**Required work**: Provide only the number of lines in the data below that contain the word "Área".
------------------------
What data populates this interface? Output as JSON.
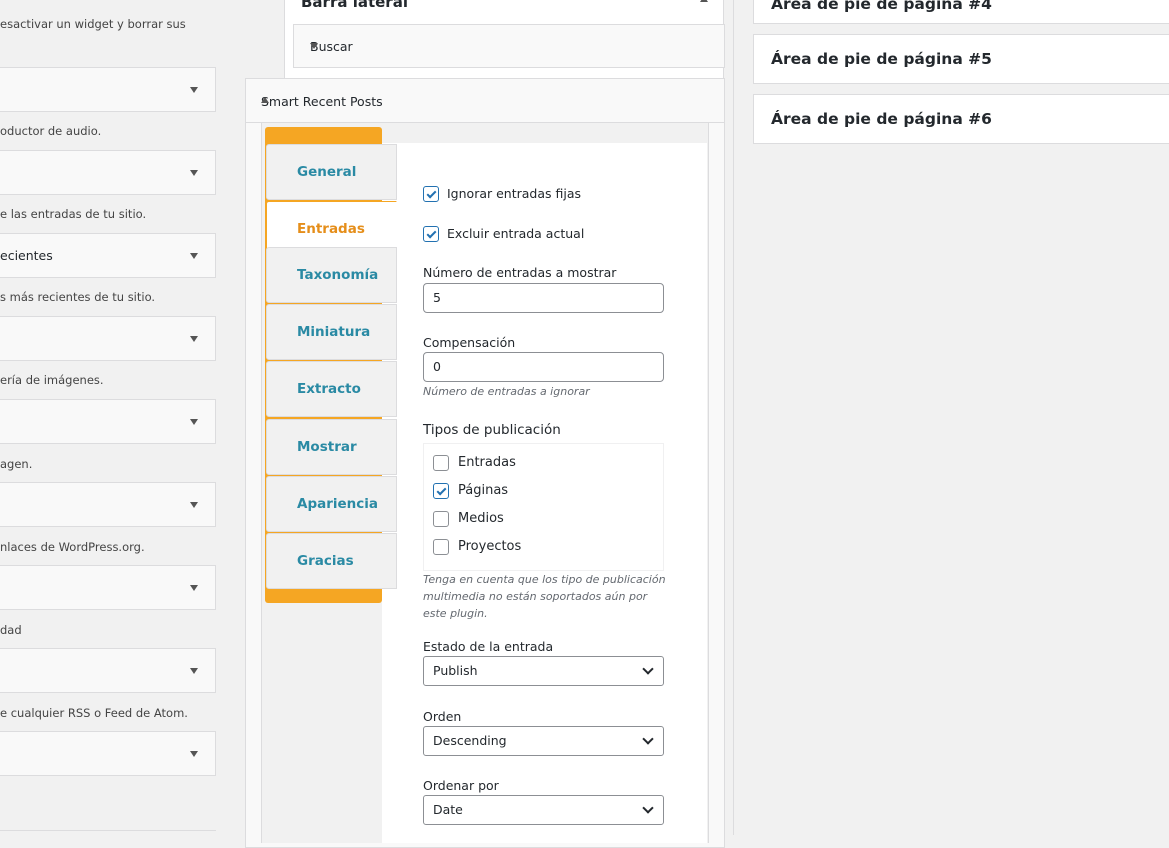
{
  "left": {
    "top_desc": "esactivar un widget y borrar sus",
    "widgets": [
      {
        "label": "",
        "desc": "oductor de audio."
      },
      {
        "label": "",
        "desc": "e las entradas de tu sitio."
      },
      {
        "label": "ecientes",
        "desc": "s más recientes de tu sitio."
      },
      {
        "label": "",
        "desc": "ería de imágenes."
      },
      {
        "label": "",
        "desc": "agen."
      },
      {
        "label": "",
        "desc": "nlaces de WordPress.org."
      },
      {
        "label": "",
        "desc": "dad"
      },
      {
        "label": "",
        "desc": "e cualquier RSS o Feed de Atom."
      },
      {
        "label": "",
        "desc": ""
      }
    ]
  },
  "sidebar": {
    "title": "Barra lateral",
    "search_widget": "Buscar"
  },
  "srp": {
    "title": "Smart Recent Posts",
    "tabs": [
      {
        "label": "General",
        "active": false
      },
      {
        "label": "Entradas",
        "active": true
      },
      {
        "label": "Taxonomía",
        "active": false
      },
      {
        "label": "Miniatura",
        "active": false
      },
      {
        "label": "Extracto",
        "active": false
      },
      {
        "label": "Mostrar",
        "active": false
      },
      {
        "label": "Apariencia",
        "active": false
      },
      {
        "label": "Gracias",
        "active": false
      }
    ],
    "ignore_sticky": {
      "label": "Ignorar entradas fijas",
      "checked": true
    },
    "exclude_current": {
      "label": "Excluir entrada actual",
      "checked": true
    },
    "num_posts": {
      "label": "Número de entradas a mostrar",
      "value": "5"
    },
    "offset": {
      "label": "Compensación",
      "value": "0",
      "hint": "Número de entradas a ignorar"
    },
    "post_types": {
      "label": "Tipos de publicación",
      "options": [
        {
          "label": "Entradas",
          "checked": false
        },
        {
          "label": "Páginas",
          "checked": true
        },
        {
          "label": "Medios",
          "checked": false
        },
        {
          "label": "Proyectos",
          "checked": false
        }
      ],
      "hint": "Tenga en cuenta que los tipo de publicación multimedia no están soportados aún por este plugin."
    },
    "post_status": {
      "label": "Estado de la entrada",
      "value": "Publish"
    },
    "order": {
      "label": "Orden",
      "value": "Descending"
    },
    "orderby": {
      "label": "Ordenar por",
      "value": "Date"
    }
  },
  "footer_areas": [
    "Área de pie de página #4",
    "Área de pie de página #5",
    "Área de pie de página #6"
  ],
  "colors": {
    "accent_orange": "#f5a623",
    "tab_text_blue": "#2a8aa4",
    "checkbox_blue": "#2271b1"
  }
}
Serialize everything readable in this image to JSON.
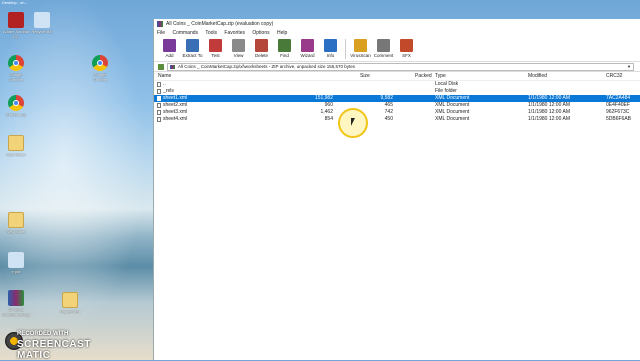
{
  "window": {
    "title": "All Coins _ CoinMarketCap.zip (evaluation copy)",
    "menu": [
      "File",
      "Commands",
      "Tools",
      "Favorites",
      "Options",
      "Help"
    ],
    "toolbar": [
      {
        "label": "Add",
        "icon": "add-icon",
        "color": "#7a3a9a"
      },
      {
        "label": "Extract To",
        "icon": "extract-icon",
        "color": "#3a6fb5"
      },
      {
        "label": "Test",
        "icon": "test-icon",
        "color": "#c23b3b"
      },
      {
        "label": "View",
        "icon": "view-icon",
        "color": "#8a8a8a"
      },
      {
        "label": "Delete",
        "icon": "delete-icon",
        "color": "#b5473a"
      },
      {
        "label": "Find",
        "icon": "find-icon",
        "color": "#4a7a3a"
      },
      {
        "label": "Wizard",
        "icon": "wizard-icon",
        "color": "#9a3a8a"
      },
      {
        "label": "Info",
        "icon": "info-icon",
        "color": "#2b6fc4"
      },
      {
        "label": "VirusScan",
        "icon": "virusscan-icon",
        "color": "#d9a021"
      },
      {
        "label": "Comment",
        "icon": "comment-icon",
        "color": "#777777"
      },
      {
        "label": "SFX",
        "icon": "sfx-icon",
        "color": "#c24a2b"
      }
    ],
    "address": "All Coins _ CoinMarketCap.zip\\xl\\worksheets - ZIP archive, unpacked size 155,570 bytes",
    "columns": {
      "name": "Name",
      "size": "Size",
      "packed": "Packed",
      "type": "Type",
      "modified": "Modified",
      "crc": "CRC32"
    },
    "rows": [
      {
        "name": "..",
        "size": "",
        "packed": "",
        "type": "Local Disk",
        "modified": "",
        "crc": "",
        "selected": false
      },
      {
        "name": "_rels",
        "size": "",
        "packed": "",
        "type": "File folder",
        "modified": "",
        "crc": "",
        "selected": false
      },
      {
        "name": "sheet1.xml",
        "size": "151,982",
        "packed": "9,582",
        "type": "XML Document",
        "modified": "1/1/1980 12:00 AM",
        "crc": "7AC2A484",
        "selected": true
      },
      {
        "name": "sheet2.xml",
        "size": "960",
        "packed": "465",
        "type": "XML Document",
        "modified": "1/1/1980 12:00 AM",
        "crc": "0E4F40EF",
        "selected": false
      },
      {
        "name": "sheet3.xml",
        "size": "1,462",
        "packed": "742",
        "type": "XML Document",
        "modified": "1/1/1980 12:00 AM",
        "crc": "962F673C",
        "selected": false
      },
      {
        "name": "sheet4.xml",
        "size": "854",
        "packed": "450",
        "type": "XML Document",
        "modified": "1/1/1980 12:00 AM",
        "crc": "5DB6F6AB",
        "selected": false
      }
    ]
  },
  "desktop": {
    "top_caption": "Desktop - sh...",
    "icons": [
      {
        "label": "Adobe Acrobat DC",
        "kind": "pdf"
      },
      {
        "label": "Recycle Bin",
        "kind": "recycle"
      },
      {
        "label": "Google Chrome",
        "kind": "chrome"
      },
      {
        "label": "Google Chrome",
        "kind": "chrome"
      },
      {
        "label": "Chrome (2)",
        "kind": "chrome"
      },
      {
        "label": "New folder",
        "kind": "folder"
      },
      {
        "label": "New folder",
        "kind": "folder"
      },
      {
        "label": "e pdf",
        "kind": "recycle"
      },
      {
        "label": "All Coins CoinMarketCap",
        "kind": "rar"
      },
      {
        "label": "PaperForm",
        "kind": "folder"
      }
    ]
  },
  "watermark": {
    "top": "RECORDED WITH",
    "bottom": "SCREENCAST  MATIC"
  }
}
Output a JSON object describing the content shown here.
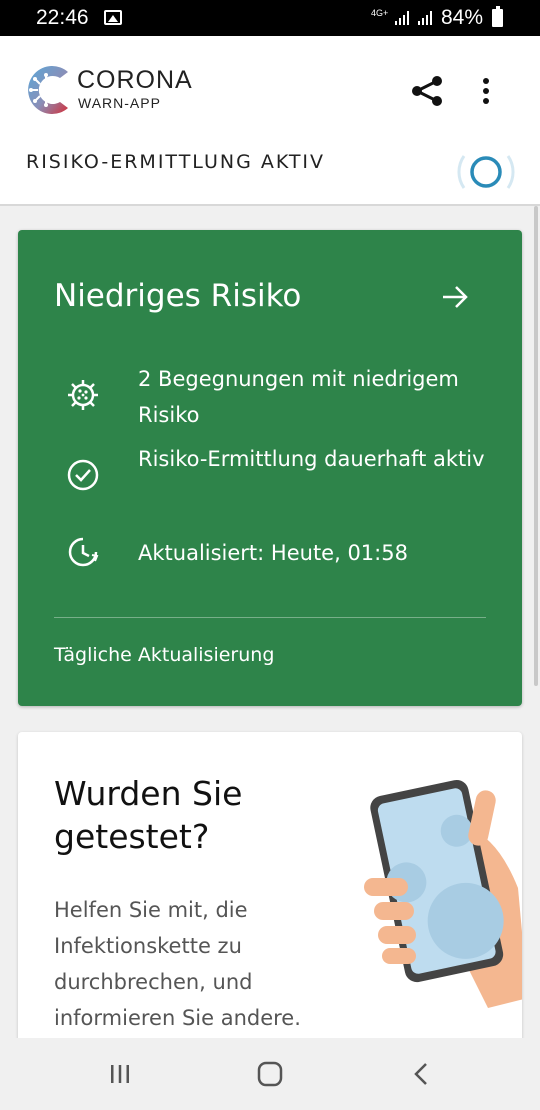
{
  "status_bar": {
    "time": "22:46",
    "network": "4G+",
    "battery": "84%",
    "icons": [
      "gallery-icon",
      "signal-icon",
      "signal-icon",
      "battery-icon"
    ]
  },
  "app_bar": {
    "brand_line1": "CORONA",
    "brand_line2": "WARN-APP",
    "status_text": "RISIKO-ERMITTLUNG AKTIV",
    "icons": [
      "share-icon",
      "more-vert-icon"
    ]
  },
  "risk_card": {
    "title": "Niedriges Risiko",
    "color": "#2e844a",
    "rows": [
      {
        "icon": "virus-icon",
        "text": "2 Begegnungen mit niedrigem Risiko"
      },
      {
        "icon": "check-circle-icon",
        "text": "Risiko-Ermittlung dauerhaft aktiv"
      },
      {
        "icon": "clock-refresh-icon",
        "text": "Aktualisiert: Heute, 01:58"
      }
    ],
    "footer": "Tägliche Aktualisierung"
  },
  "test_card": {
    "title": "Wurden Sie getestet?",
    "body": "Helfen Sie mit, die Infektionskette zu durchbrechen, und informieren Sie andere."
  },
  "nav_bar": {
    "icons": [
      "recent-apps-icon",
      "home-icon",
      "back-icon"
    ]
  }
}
------------------------
**Answer area**: 3